---------- Data extract

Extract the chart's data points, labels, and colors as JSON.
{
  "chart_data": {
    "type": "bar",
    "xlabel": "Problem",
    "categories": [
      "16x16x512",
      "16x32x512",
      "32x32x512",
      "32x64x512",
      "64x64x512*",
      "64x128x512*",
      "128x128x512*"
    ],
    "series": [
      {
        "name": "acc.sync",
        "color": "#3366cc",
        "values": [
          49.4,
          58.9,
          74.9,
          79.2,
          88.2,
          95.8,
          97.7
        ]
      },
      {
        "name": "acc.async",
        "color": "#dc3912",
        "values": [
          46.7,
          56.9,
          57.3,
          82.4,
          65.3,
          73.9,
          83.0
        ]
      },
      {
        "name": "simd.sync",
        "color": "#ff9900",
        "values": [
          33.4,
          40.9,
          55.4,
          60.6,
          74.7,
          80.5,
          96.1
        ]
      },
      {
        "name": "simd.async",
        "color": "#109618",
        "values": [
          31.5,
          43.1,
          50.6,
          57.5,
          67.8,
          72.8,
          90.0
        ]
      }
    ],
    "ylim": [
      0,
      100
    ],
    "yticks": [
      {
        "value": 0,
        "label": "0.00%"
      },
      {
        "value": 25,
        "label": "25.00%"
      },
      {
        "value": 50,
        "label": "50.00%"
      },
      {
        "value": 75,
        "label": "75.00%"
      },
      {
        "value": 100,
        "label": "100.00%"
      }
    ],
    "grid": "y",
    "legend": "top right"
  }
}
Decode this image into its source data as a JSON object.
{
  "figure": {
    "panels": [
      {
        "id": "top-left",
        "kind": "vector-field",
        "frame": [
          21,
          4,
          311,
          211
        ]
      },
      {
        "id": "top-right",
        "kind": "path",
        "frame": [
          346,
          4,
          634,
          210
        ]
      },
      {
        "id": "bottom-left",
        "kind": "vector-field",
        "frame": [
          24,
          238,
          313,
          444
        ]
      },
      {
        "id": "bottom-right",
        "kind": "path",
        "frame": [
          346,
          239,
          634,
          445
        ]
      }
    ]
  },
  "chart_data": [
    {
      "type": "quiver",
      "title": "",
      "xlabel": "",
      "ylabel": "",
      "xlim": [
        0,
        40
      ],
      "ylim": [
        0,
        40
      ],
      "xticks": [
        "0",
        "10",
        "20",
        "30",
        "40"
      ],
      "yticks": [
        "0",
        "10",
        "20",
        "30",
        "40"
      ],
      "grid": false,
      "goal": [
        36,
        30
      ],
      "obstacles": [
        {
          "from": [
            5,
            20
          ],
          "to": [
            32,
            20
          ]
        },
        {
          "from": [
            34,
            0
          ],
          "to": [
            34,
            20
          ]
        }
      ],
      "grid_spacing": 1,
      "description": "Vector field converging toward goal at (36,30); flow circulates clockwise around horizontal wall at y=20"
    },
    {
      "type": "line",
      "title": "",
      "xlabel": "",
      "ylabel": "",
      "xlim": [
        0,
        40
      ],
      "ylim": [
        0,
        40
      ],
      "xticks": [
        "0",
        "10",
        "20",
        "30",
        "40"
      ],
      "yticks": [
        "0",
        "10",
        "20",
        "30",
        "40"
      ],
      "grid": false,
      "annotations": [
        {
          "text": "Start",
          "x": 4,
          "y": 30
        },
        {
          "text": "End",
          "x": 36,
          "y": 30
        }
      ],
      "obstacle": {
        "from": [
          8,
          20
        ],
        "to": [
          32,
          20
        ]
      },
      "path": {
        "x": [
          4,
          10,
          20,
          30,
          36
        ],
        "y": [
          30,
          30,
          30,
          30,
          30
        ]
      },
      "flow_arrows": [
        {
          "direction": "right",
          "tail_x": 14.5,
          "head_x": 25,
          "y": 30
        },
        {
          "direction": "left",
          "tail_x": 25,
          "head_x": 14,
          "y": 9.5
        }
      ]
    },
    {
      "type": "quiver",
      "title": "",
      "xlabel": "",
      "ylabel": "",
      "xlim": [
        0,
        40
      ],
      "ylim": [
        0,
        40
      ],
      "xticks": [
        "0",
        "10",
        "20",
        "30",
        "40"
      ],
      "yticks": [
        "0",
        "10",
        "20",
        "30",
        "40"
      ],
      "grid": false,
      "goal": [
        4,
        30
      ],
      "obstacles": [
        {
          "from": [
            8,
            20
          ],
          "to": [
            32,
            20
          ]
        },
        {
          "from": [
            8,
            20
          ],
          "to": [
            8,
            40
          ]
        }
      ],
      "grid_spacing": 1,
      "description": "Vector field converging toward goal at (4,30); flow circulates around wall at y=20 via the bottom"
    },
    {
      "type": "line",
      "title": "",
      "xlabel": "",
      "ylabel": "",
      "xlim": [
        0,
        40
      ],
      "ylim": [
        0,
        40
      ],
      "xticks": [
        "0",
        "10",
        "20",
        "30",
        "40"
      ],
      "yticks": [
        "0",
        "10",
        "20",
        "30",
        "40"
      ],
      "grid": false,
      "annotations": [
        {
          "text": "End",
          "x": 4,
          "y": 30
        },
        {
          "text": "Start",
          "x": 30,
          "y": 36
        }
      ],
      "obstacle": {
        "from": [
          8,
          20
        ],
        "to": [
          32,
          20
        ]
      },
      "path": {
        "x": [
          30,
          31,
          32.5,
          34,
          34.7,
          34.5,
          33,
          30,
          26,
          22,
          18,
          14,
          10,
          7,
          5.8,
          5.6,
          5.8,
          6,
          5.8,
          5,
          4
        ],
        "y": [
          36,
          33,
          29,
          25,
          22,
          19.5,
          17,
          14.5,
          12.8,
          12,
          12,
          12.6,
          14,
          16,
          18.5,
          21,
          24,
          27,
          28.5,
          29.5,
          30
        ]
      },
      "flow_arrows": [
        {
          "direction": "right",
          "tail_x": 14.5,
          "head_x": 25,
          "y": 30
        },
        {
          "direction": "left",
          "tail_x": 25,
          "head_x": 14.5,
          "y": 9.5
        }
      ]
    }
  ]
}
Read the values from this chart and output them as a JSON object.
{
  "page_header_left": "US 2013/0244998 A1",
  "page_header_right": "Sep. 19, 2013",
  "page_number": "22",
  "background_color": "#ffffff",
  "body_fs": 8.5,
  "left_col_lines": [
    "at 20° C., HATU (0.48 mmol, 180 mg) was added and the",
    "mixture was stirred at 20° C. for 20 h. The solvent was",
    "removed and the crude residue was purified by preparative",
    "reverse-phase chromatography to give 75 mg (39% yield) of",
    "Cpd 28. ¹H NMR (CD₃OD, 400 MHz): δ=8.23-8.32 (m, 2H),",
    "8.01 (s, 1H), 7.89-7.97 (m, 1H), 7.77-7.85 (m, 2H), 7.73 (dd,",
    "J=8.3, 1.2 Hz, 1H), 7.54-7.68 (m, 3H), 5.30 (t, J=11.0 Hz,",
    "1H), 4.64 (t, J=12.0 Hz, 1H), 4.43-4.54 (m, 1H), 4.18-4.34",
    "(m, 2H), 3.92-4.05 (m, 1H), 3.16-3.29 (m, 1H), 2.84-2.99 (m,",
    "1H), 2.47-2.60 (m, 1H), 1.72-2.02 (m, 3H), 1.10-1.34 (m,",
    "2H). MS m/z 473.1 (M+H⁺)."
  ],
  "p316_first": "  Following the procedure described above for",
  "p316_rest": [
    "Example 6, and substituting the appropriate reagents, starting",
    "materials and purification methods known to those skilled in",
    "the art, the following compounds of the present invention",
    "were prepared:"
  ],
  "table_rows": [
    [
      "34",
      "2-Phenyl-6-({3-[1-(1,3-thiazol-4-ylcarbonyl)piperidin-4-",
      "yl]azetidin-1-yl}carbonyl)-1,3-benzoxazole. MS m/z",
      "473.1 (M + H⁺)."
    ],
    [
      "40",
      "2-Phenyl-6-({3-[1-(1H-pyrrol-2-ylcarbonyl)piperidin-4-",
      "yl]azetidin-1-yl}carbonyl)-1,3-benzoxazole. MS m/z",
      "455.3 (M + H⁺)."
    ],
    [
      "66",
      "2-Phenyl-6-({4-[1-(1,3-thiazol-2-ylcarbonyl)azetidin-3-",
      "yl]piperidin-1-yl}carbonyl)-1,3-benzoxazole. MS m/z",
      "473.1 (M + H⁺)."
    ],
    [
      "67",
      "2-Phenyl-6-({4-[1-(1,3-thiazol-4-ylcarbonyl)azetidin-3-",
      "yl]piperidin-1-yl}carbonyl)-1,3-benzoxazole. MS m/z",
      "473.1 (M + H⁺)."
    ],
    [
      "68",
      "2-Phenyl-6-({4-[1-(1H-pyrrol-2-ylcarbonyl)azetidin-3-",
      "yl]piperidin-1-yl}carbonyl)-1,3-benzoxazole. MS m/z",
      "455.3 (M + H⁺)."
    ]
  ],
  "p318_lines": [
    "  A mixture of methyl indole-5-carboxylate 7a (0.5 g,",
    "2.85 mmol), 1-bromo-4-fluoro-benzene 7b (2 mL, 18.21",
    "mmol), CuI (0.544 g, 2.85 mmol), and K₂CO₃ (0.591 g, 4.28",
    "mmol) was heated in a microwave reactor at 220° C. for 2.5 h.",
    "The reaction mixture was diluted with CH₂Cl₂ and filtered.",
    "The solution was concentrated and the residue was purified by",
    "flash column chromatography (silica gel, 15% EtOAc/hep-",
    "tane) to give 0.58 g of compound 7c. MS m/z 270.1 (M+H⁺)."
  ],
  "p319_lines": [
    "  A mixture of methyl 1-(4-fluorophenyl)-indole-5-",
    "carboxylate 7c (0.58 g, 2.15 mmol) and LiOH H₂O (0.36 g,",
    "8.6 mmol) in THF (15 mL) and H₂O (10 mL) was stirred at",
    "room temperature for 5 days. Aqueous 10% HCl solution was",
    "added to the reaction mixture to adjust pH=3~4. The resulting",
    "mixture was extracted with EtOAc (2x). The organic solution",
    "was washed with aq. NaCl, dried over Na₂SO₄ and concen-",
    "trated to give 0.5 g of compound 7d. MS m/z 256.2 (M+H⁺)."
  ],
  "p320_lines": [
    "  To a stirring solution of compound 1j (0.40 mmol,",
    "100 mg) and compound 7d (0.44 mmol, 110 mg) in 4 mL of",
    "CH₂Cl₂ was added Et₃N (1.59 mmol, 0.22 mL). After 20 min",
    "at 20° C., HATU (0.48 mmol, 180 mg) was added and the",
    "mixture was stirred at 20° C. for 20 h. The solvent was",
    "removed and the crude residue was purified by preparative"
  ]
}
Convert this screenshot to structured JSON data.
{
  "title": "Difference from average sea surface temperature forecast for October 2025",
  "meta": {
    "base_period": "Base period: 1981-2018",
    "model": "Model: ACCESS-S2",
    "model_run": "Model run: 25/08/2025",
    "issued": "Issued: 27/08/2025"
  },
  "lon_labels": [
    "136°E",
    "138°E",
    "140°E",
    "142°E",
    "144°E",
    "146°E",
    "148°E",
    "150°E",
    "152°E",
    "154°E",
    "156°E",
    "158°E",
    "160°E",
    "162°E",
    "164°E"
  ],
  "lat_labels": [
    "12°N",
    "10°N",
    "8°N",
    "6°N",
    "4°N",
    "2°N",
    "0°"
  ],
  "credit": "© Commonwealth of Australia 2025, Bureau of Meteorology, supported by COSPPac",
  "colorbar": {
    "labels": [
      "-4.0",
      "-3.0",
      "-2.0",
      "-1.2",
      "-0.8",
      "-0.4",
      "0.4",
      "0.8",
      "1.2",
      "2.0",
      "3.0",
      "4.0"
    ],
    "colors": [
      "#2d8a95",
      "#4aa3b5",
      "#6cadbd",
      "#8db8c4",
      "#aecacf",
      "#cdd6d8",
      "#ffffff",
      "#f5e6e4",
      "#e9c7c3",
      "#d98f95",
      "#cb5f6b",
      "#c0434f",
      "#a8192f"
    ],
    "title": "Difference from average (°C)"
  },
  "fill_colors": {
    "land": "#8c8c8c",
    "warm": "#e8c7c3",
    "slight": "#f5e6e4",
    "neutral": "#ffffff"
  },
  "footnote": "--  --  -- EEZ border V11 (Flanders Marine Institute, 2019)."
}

--------------------

What is expected:
Identify the lines in the entries that hold "Model" and return each one.

Output for this task:
    "model": "Model: ACCESS-S2",
    "model_run": "Model run: 25/08/2025",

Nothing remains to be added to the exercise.